(Exercise description) Where the data below has the string "text", return the whole line.

++++ Dataset extract

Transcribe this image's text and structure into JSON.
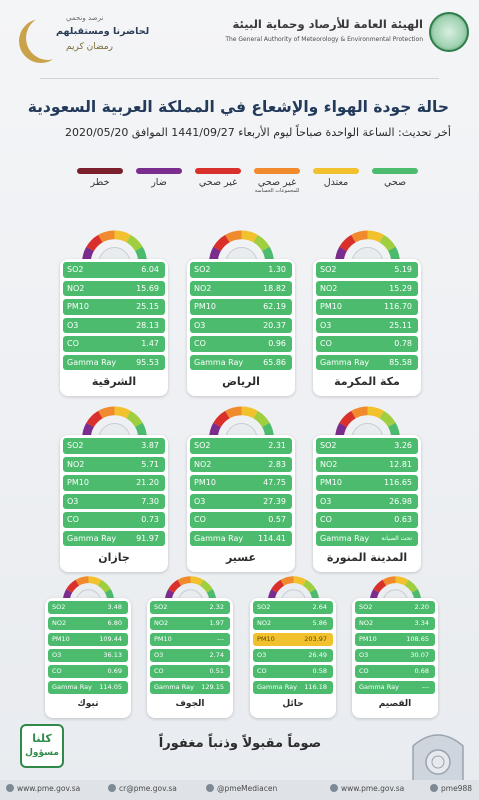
{
  "header": {
    "org_ar": "الهيئة العامة للأرصاد وحماية البيئة",
    "org_en": "The General Authority of Meteorology & Environmental Protection",
    "ramadan_small": "نرصد ونحمي",
    "ramadan_big": "لحاضرنا ومستقبلهم",
    "ramadan_kareem": "رمضان كريم"
  },
  "title": "حالة جودة الهواء والإشعاع في المملكة العربية السعودية",
  "update": "أخر تحديث: الساعة الواحدة صباحاً ليوم الأربعاء 1441/09/27 الموافق 2020/05/20",
  "legend": [
    {
      "label": "صحي",
      "color": "#4cbb6e",
      "sub": ""
    },
    {
      "label": "معتدل",
      "color": "#f2c12e",
      "sub": ""
    },
    {
      "label": "غير صحي",
      "color": "#f08a2c",
      "sub": "للمجموعات الحساسة"
    },
    {
      "label": "غير صحي",
      "color": "#d9302c",
      "sub": ""
    },
    {
      "label": "ضار",
      "color": "#7b2d8e",
      "sub": ""
    },
    {
      "label": "خطر",
      "color": "#7a1f2b",
      "sub": ""
    }
  ],
  "stations": [
    {
      "name": "الشرقية",
      "rows": [
        {
          "k": "SO2",
          "v": "6.04"
        },
        {
          "k": "NO2",
          "v": "15.69"
        },
        {
          "k": "PM10",
          "v": "25.15"
        },
        {
          "k": "O3",
          "v": "28.13"
        },
        {
          "k": "CO",
          "v": "1.47"
        },
        {
          "k": "Gamma Ray",
          "v": "95.53"
        }
      ]
    },
    {
      "name": "الرياض",
      "rows": [
        {
          "k": "SO2",
          "v": "1.30"
        },
        {
          "k": "NO2",
          "v": "18.82"
        },
        {
          "k": "PM10",
          "v": "62.19"
        },
        {
          "k": "O3",
          "v": "20.37"
        },
        {
          "k": "CO",
          "v": "0.96"
        },
        {
          "k": "Gamma Ray",
          "v": "65.86"
        }
      ]
    },
    {
      "name": "مكة المكرمة",
      "rows": [
        {
          "k": "SO2",
          "v": "5.19"
        },
        {
          "k": "NO2",
          "v": "15.29"
        },
        {
          "k": "PM10",
          "v": "116.70"
        },
        {
          "k": "O3",
          "v": "25.11"
        },
        {
          "k": "CO",
          "v": "0.78"
        },
        {
          "k": "Gamma Ray",
          "v": "85.58"
        }
      ]
    },
    {
      "name": "جازان",
      "rows": [
        {
          "k": "SO2",
          "v": "3.87"
        },
        {
          "k": "NO2",
          "v": "5.71"
        },
        {
          "k": "PM10",
          "v": "21.20"
        },
        {
          "k": "O3",
          "v": "7.30"
        },
        {
          "k": "CO",
          "v": "0.73"
        },
        {
          "k": "Gamma Ray",
          "v": "91.97"
        }
      ]
    },
    {
      "name": "عسير",
      "rows": [
        {
          "k": "SO2",
          "v": "2.31"
        },
        {
          "k": "NO2",
          "v": "2.83"
        },
        {
          "k": "PM10",
          "v": "47.75"
        },
        {
          "k": "O3",
          "v": "27.39"
        },
        {
          "k": "CO",
          "v": "0.57"
        },
        {
          "k": "Gamma Ray",
          "v": "114.41"
        }
      ]
    },
    {
      "name": "المدينة المنورة",
      "rows": [
        {
          "k": "SO2",
          "v": "3.26"
        },
        {
          "k": "NO2",
          "v": "12.81"
        },
        {
          "k": "PM10",
          "v": "116.65"
        },
        {
          "k": "O3",
          "v": "26.98"
        },
        {
          "k": "CO",
          "v": "0.63"
        },
        {
          "k": "Gamma Ray",
          "v": "تحت الصيانة"
        }
      ]
    },
    {
      "name": "تبوك",
      "rows": [
        {
          "k": "SO2",
          "v": "3.48"
        },
        {
          "k": "NO2",
          "v": "6.80"
        },
        {
          "k": "PM10",
          "v": "109.44"
        },
        {
          "k": "O3",
          "v": "36.13"
        },
        {
          "k": "CO",
          "v": "0.69"
        },
        {
          "k": "Gamma Ray",
          "v": "114.05"
        }
      ]
    },
    {
      "name": "الجوف",
      "rows": [
        {
          "k": "SO2",
          "v": "2.32"
        },
        {
          "k": "NO2",
          "v": "1.97"
        },
        {
          "k": "PM10",
          "v": "---"
        },
        {
          "k": "O3",
          "v": "2.74"
        },
        {
          "k": "CO",
          "v": "0.51"
        },
        {
          "k": "Gamma Ray",
          "v": "129.15"
        }
      ]
    },
    {
      "name": "حائل",
      "rows": [
        {
          "k": "SO2",
          "v": "2.64"
        },
        {
          "k": "NO2",
          "v": "5.86"
        },
        {
          "k": "PM10",
          "v": "203.97",
          "level": "moderate"
        },
        {
          "k": "O3",
          "v": "26.49"
        },
        {
          "k": "CO",
          "v": "0.58"
        },
        {
          "k": "Gamma Ray",
          "v": "116.18"
        }
      ]
    },
    {
      "name": "القصيم",
      "rows": [
        {
          "k": "SO2",
          "v": "2.20"
        },
        {
          "k": "NO2",
          "v": "3.34"
        },
        {
          "k": "PM10",
          "v": "108.65"
        },
        {
          "k": "O3",
          "v": "30.07"
        },
        {
          "k": "CO",
          "v": "0.68"
        },
        {
          "k": "Gamma Ray",
          "v": "---"
        }
      ]
    }
  ],
  "footer": {
    "badge_top": "كلنا",
    "badge_bottom": "مسؤول",
    "slogan": "صوماً مقبولاً وذنباً مغفوراً",
    "links": [
      {
        "icon": "globe-icon",
        "text": "www.pme.gov.sa"
      },
      {
        "icon": "mail-icon",
        "text": "cr@pme.gov.sa"
      },
      {
        "icon": "social-icon",
        "text": "@pmeMediacen"
      },
      {
        "icon": "globe-icon",
        "text": "www.pme.gov.sa"
      },
      {
        "icon": "phone-icon",
        "text": "pme988"
      }
    ]
  }
}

++++++++

(Full response)
Transcribe this image's text and structure into JSON.
        "text": "www.pme.gov.sa"
        "text": "cr@pme.gov.sa"
        "text": "@pmeMediacen"
        "text": "www.pme.gov.sa"
        "text": "pme988"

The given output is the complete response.